═══ Input rows ═══

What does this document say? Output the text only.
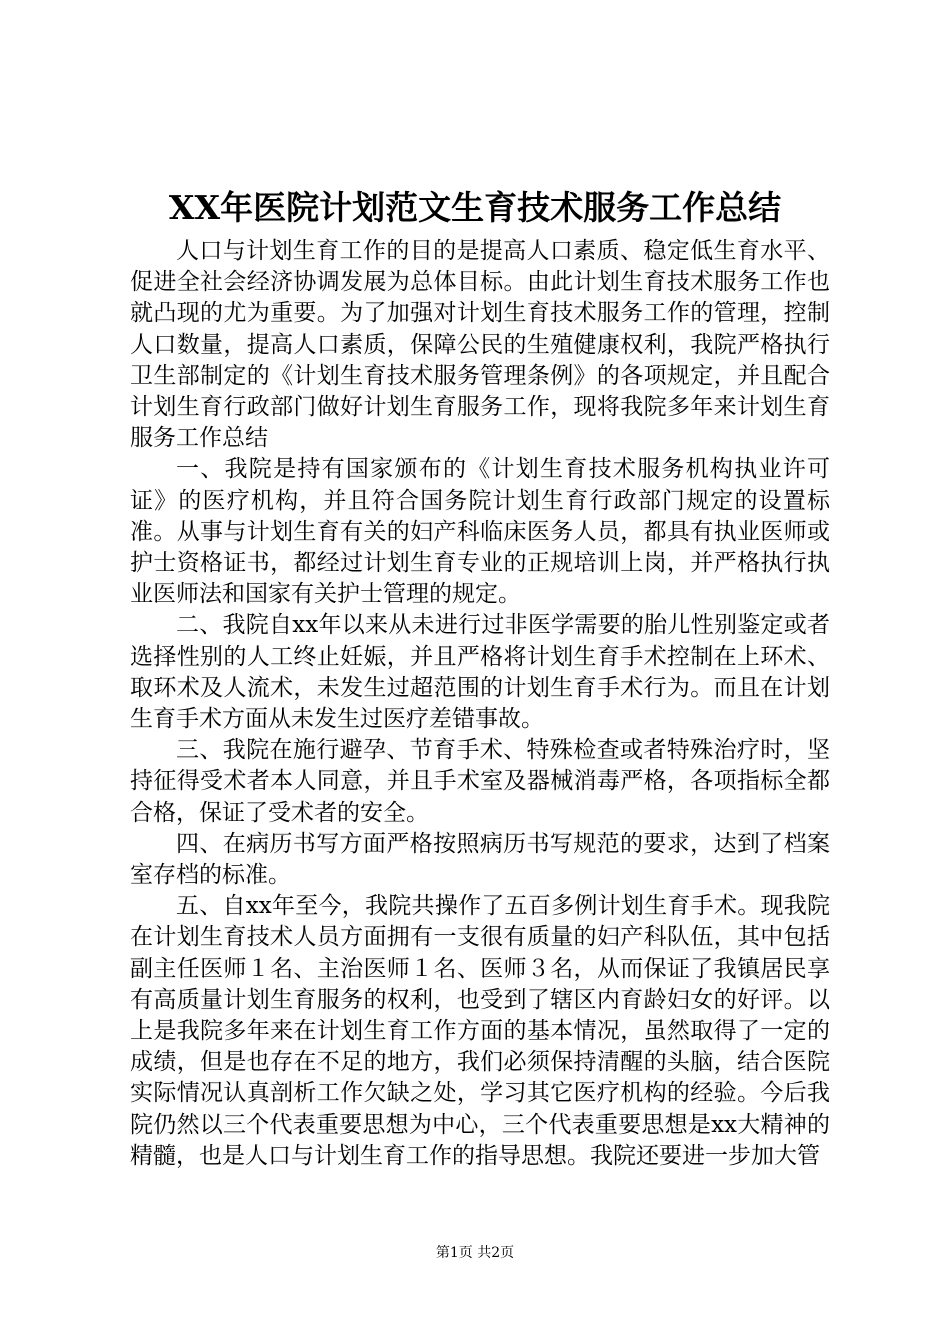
XX年医院计划范文生育技术服务工作总结

人口与计划生育工作的目的是提高人口素质、稳定低生育水平、促进全社会经济协调发展为总体目标。由此计划生育技术服务工作也就凸现的尤为重要。为了加强对计划生育技术服务工作的管理，控制人口数量，提高人口素质，保障公民的生殖健康权利，我院严格执行卫生部制定的《计划生育技术服务管理条例》的各项规定，并且配合计划生育行政部门做好计划生育服务工作，现将我院多年来计划生育服务工作总结

一、我院是持有国家颁布的《计划生育技术服务机构执业许可证》的医疗机构，并且符合国务院计划生育行政部门规定的设置标准。从事与计划生育有关的妇产科临床医务人员，都具有执业医师或护士资格证书，都经过计划生育专业的正规培训上岗，并严格执行执业医师法和国家有关护士管理的规定。

二、我院自xx年以来从未进行过非医学需要的胎儿性别鉴定或者选择性别的人工终止妊娠，并且严格将计划生育手术控制在上环术、取环术及人流术，未发生过超范围的计划生育手术行为。而且在计划生育手术方面从未发生过医疗差错事故。

三、我院在施行避孕、节育手术、特殊检查或者特殊治疗时，坚持征得受术者本人同意，并且手术室及器械消毒严格，各项指标全都合格，保证了受术者的安全。

四、在病历书写方面严格按照病历书写规范的要求，达到了档案室存档的标准。

五、自xx年至今，我院共操作了五百多例计划生育手术。现我院在计划生育技术人员方面拥有一支很有质量的妇产科队伍，其中包括副主任医师１名、主治医师１名、医师３名，从而保证了我镇居民享有高质量计划生育服务的权利，也受到了辖区内育龄妇女的好评。以上是我院多年来在计划生育工作方面的基本情况，虽然取得了一定的成绩，但是也存在不足的地方，我们必须保持清醒的头脑，结合医院实际情况认真剖析工作欠缺之处，学习其它医疗机构的经验。今后我院仍然以三个代表重要思想为中心，三个代表重要思想是xx大精神的精髓，也是人口与计划生育工作的指导思想。我院还要进一步加大管

第1页 共2页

═══

### What you will do:
Exclude the images and reproduce the remaining data exactly.

### Response:
What does this document say? Output the text only.
XX年医院计划范文生育技术服务工作总结

人口与计划生育工作的目的是提高人口素质、稳定低生育水平、促进全社会经济协调发展为总体目标。由此计划生育技术服务工作也就凸现的尤为重要。为了加强对计划生育技术服务工作的管理，控制人口数量，提高人口素质，保障公民的生殖健康权利，我院严格执行卫生部制定的《计划生育技术服务管理条例》的各项规定，并且配合计划生育行政部门做好计划生育服务工作，现将我院多年来计划生育服务工作总结

一、我院是持有国家颁布的《计划生育技术服务机构执业许可证》的医疗机构，并且符合国务院计划生育行政部门规定的设置标准。从事与计划生育有关的妇产科临床医务人员，都具有执业医师或护士资格证书，都经过计划生育专业的正规培训上岗，并严格执行执业医师法和国家有关护士管理的规定。

二、我院自xx年以来从未进行过非医学需要的胎儿性别鉴定或者选择性别的人工终止妊娠，并且严格将计划生育手术控制在上环术、取环术及人流术，未发生过超范围的计划生育手术行为。而且在计划生育手术方面从未发生过医疗差错事故。

三、我院在施行避孕、节育手术、特殊检查或者特殊治疗时，坚持征得受术者本人同意，并且手术室及器械消毒严格，各项指标全都合格，保证了受术者的安全。

四、在病历书写方面严格按照病历书写规范的要求，达到了档案室存档的标准。

五、自xx年至今，我院共操作了五百多例计划生育手术。现我院在计划生育技术人员方面拥有一支很有质量的妇产科队伍，其中包括副主任医师１名、主治医师１名、医师３名，从而保证了我镇居民享有高质量计划生育服务的权利，也受到了辖区内育龄妇女的好评。以上是我院多年来在计划生育工作方面的基本情况，虽然取得了一定的成绩，但是也存在不足的地方，我们必须保持清醒的头脑，结合医院实际情况认真剖析工作欠缺之处，学习其它医疗机构的经验。今后我院仍然以三个代表重要思想为中心，三个代表重要思想是xx大精神的精髓，也是人口与计划生育工作的指导思想。我院还要进一步加大管

第1页 共2页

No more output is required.